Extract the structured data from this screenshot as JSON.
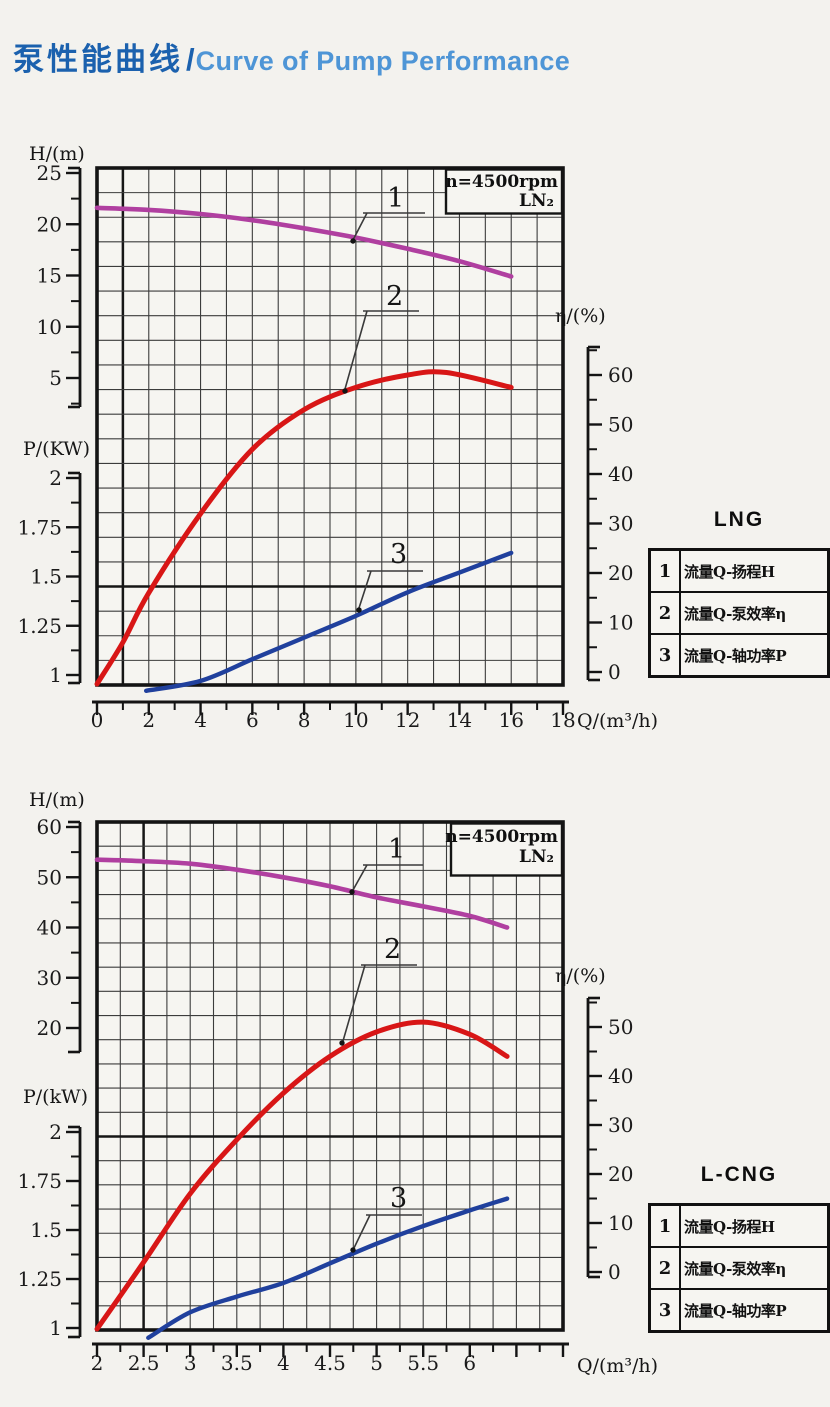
{
  "page": {
    "title_zh": "泵性能曲线",
    "title_sep": "/",
    "title_en": "Curve of Pump Performance"
  },
  "colors": {
    "title_zh": "#1b61ae",
    "title_en": "#4e95d6",
    "curve_h": "#b03fa0",
    "curve_eta": "#d81616",
    "curve_p": "#20409d",
    "axis_ink": "#141414"
  },
  "charts": [
    {
      "name": "LNG",
      "annotation": {
        "speed": "n=4500rpm",
        "medium": "LN₂"
      },
      "h_axis": {
        "label": "H/(m)",
        "ticks": [
          "25",
          "20",
          "15",
          "10",
          "5"
        ]
      },
      "p_axis": {
        "label": "P/(KW)",
        "ticks": [
          "2",
          "1.75",
          "1.5",
          "1.25",
          "1"
        ]
      },
      "eta_axis": {
        "label": "η/(%)",
        "ticks": [
          "60",
          "50",
          "40",
          "30",
          "20",
          "10",
          "0"
        ]
      },
      "x_axis": {
        "label": "Q/(m³/h)",
        "ticks": [
          "0",
          "2",
          "4",
          "6",
          "8",
          "10",
          "12",
          "14",
          "16",
          "18"
        ]
      },
      "curve_labels": [
        "1",
        "2",
        "3"
      ],
      "legend": {
        "title": "LNG",
        "rows": [
          [
            "1",
            "流量Q-扬程H"
          ],
          [
            "2",
            "流量Q-泵效率η"
          ],
          [
            "3",
            "流量Q-轴功率P"
          ]
        ]
      }
    },
    {
      "name": "L-CNG",
      "annotation": {
        "speed": "n=4500rpm",
        "medium": "LN₂"
      },
      "h_axis": {
        "label": "H/(m)",
        "ticks": [
          "60",
          "50",
          "40",
          "30",
          "20"
        ]
      },
      "p_axis": {
        "label": "P/(kW)",
        "ticks": [
          "2",
          "1.75",
          "1.5",
          "1.25",
          "1"
        ]
      },
      "eta_axis": {
        "label": "η/(%)",
        "ticks": [
          "50",
          "40",
          "30",
          "20",
          "10",
          "0"
        ]
      },
      "x_axis": {
        "label": "Q/(m³/h)",
        "ticks": [
          "2",
          "2.5",
          "3",
          "3.5",
          "4",
          "4.5",
          "5",
          "5.5",
          "6"
        ]
      },
      "curve_labels": [
        "1",
        "2",
        "3"
      ],
      "legend": {
        "title": "L-CNG",
        "rows": [
          [
            "1",
            "流量Q-扬程H"
          ],
          [
            "2",
            "流量Q-泵效率η"
          ],
          [
            "3",
            "流量Q-轴功率P"
          ]
        ]
      }
    }
  ],
  "chart_data": [
    {
      "type": "line",
      "title": "LNG pump performance, n=4500rpm, medium LN₂",
      "xlabel": "Q/(m³/h)",
      "x_range": [
        0,
        18
      ],
      "grid": true,
      "axes": {
        "H": {
          "label": "H/(m)",
          "range": [
            5,
            25
          ]
        },
        "P": {
          "label": "P/(KW)",
          "range": [
            1,
            2
          ]
        },
        "eta": {
          "label": "η/(%)",
          "range": [
            0,
            60
          ]
        }
      },
      "series": [
        {
          "name": "流量Q-扬程H",
          "axis": "H",
          "color_key": "curve_h",
          "points": [
            [
              0,
              21.6
            ],
            [
              2,
              21.4
            ],
            [
              4,
              21.0
            ],
            [
              6,
              20.4
            ],
            [
              8,
              19.6
            ],
            [
              10,
              18.7
            ],
            [
              12,
              17.6
            ],
            [
              14,
              16.4
            ],
            [
              16,
              14.9
            ]
          ]
        },
        {
          "name": "流量Q-泵效率η",
          "axis": "eta",
          "color_key": "curve_eta",
          "from_corner": true,
          "points": [
            [
              0,
              0
            ],
            [
              1,
              6
            ],
            [
              2,
              16
            ],
            [
              4,
              32
            ],
            [
              6,
              45
            ],
            [
              8,
              53
            ],
            [
              10,
              57.5
            ],
            [
              12,
              60
            ],
            [
              13.5,
              60.5
            ],
            [
              16,
              57.5
            ]
          ]
        },
        {
          "name": "流量Q-轴功率P",
          "axis": "P",
          "color_key": "curve_p",
          "points": [
            [
              1.9,
              0.92
            ],
            [
              4,
              0.97
            ],
            [
              6,
              1.08
            ],
            [
              8,
              1.19
            ],
            [
              10,
              1.3
            ],
            [
              12,
              1.42
            ],
            [
              14,
              1.52
            ],
            [
              16,
              1.62
            ]
          ]
        }
      ]
    },
    {
      "type": "line",
      "title": "L-CNG pump performance, n=4500rpm, medium LN₂",
      "xlabel": "Q/(m³/h)",
      "x_range": [
        2,
        7
      ],
      "grid": true,
      "axes": {
        "H": {
          "label": "H/(m)",
          "range": [
            20,
            60
          ]
        },
        "P": {
          "label": "P/(kW)",
          "range": [
            1,
            2
          ]
        },
        "eta": {
          "label": "η/(%)",
          "range": [
            0,
            50
          ]
        }
      },
      "series": [
        {
          "name": "流量Q-扬程H",
          "axis": "H",
          "color_key": "curve_h",
          "points": [
            [
              2,
              53.5
            ],
            [
              2.5,
              53.2
            ],
            [
              3,
              52.7
            ],
            [
              3.5,
              51.5
            ],
            [
              4,
              50.0
            ],
            [
              4.5,
              48.2
            ],
            [
              5,
              46.0
            ],
            [
              5.5,
              44.2
            ],
            [
              6,
              42.3
            ],
            [
              6.4,
              40.0
            ]
          ]
        },
        {
          "name": "流量Q-泵效率η",
          "axis": "eta",
          "color_key": "curve_eta",
          "from_corner": true,
          "points": [
            [
              2,
              0
            ],
            [
              2.5,
              2
            ],
            [
              3,
              16
            ],
            [
              3.5,
              27
            ],
            [
              4,
              36.5
            ],
            [
              4.5,
              44
            ],
            [
              5,
              49
            ],
            [
              5.5,
              51
            ],
            [
              6,
              48.5
            ],
            [
              6.4,
              44
            ]
          ]
        },
        {
          "name": "流量Q-轴功率P",
          "axis": "P",
          "color_key": "curve_p",
          "points": [
            [
              2.55,
              0.95
            ],
            [
              3,
              1.08
            ],
            [
              3.5,
              1.16
            ],
            [
              4,
              1.23
            ],
            [
              4.5,
              1.33
            ],
            [
              5,
              1.43
            ],
            [
              5.5,
              1.52
            ],
            [
              6,
              1.6
            ],
            [
              6.4,
              1.66
            ]
          ]
        }
      ]
    }
  ]
}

• **TASK DETAILS**
Please repeat the entries exactly. Do not include the pictures.

• **THE ANSWER**
Extract the structured data from this screenshot as JSON.
{
  "page": {
    "title_zh": "泵性能曲线",
    "title_sep": "/",
    "title_en": "Curve of Pump Performance"
  },
  "colors": {
    "title_zh": "#1b61ae",
    "title_en": "#4e95d6",
    "curve_h": "#b03fa0",
    "curve_eta": "#d81616",
    "curve_p": "#20409d",
    "axis_ink": "#141414"
  },
  "charts": [
    {
      "name": "LNG",
      "annotation": {
        "speed": "n=4500rpm",
        "medium": "LN₂"
      },
      "h_axis": {
        "label": "H/(m)",
        "ticks": [
          "25",
          "20",
          "15",
          "10",
          "5"
        ]
      },
      "p_axis": {
        "label": "P/(KW)",
        "ticks": [
          "2",
          "1.75",
          "1.5",
          "1.25",
          "1"
        ]
      },
      "eta_axis": {
        "label": "η/(%)",
        "ticks": [
          "60",
          "50",
          "40",
          "30",
          "20",
          "10",
          "0"
        ]
      },
      "x_axis": {
        "label": "Q/(m³/h)",
        "ticks": [
          "0",
          "2",
          "4",
          "6",
          "8",
          "10",
          "12",
          "14",
          "16",
          "18"
        ]
      },
      "curve_labels": [
        "1",
        "2",
        "3"
      ],
      "legend": {
        "title": "LNG",
        "rows": [
          [
            "1",
            "流量Q-扬程H"
          ],
          [
            "2",
            "流量Q-泵效率η"
          ],
          [
            "3",
            "流量Q-轴功率P"
          ]
        ]
      }
    },
    {
      "name": "L-CNG",
      "annotation": {
        "speed": "n=4500rpm",
        "medium": "LN₂"
      },
      "h_axis": {
        "label": "H/(m)",
        "ticks": [
          "60",
          "50",
          "40",
          "30",
          "20"
        ]
      },
      "p_axis": {
        "label": "P/(kW)",
        "ticks": [
          "2",
          "1.75",
          "1.5",
          "1.25",
          "1"
        ]
      },
      "eta_axis": {
        "label": "η/(%)",
        "ticks": [
          "50",
          "40",
          "30",
          "20",
          "10",
          "0"
        ]
      },
      "x_axis": {
        "label": "Q/(m³/h)",
        "ticks": [
          "2",
          "2.5",
          "3",
          "3.5",
          "4",
          "4.5",
          "5",
          "5.5",
          "6"
        ]
      },
      "curve_labels": [
        "1",
        "2",
        "3"
      ],
      "legend": {
        "title": "L-CNG",
        "rows": [
          [
            "1",
            "流量Q-扬程H"
          ],
          [
            "2",
            "流量Q-泵效率η"
          ],
          [
            "3",
            "流量Q-轴功率P"
          ]
        ]
      }
    }
  ],
  "chart_data": [
    {
      "type": "line",
      "title": "LNG pump performance, n=4500rpm, medium LN₂",
      "xlabel": "Q/(m³/h)",
      "x_range": [
        0,
        18
      ],
      "grid": true,
      "axes": {
        "H": {
          "label": "H/(m)",
          "range": [
            5,
            25
          ]
        },
        "P": {
          "label": "P/(KW)",
          "range": [
            1,
            2
          ]
        },
        "eta": {
          "label": "η/(%)",
          "range": [
            0,
            60
          ]
        }
      },
      "series": [
        {
          "name": "流量Q-扬程H",
          "axis": "H",
          "color_key": "curve_h",
          "points": [
            [
              0,
              21.6
            ],
            [
              2,
              21.4
            ],
            [
              4,
              21.0
            ],
            [
              6,
              20.4
            ],
            [
              8,
              19.6
            ],
            [
              10,
              18.7
            ],
            [
              12,
              17.6
            ],
            [
              14,
              16.4
            ],
            [
              16,
              14.9
            ]
          ]
        },
        {
          "name": "流量Q-泵效率η",
          "axis": "eta",
          "color_key": "curve_eta",
          "from_corner": true,
          "points": [
            [
              0,
              0
            ],
            [
              1,
              6
            ],
            [
              2,
              16
            ],
            [
              4,
              32
            ],
            [
              6,
              45
            ],
            [
              8,
              53
            ],
            [
              10,
              57.5
            ],
            [
              12,
              60
            ],
            [
              13.5,
              60.5
            ],
            [
              16,
              57.5
            ]
          ]
        },
        {
          "name": "流量Q-轴功率P",
          "axis": "P",
          "color_key": "curve_p",
          "points": [
            [
              1.9,
              0.92
            ],
            [
              4,
              0.97
            ],
            [
              6,
              1.08
            ],
            [
              8,
              1.19
            ],
            [
              10,
              1.3
            ],
            [
              12,
              1.42
            ],
            [
              14,
              1.52
            ],
            [
              16,
              1.62
            ]
          ]
        }
      ]
    },
    {
      "type": "line",
      "title": "L-CNG pump performance, n=4500rpm, medium LN₂",
      "xlabel": "Q/(m³/h)",
      "x_range": [
        2,
        7
      ],
      "grid": true,
      "axes": {
        "H": {
          "label": "H/(m)",
          "range": [
            20,
            60
          ]
        },
        "P": {
          "label": "P/(kW)",
          "range": [
            1,
            2
          ]
        },
        "eta": {
          "label": "η/(%)",
          "range": [
            0,
            50
          ]
        }
      },
      "series": [
        {
          "name": "流量Q-扬程H",
          "axis": "H",
          "color_key": "curve_h",
          "points": [
            [
              2,
              53.5
            ],
            [
              2.5,
              53.2
            ],
            [
              3,
              52.7
            ],
            [
              3.5,
              51.5
            ],
            [
              4,
              50.0
            ],
            [
              4.5,
              48.2
            ],
            [
              5,
              46.0
            ],
            [
              5.5,
              44.2
            ],
            [
              6,
              42.3
            ],
            [
              6.4,
              40.0
            ]
          ]
        },
        {
          "name": "流量Q-泵效率η",
          "axis": "eta",
          "color_key": "curve_eta",
          "from_corner": true,
          "points": [
            [
              2,
              0
            ],
            [
              2.5,
              2
            ],
            [
              3,
              16
            ],
            [
              3.5,
              27
            ],
            [
              4,
              36.5
            ],
            [
              4.5,
              44
            ],
            [
              5,
              49
            ],
            [
              5.5,
              51
            ],
            [
              6,
              48.5
            ],
            [
              6.4,
              44
            ]
          ]
        },
        {
          "name": "流量Q-轴功率P",
          "axis": "P",
          "color_key": "curve_p",
          "points": [
            [
              2.55,
              0.95
            ],
            [
              3,
              1.08
            ],
            [
              3.5,
              1.16
            ],
            [
              4,
              1.23
            ],
            [
              4.5,
              1.33
            ],
            [
              5,
              1.43
            ],
            [
              5.5,
              1.52
            ],
            [
              6,
              1.6
            ],
            [
              6.4,
              1.66
            ]
          ]
        }
      ]
    }
  ]
}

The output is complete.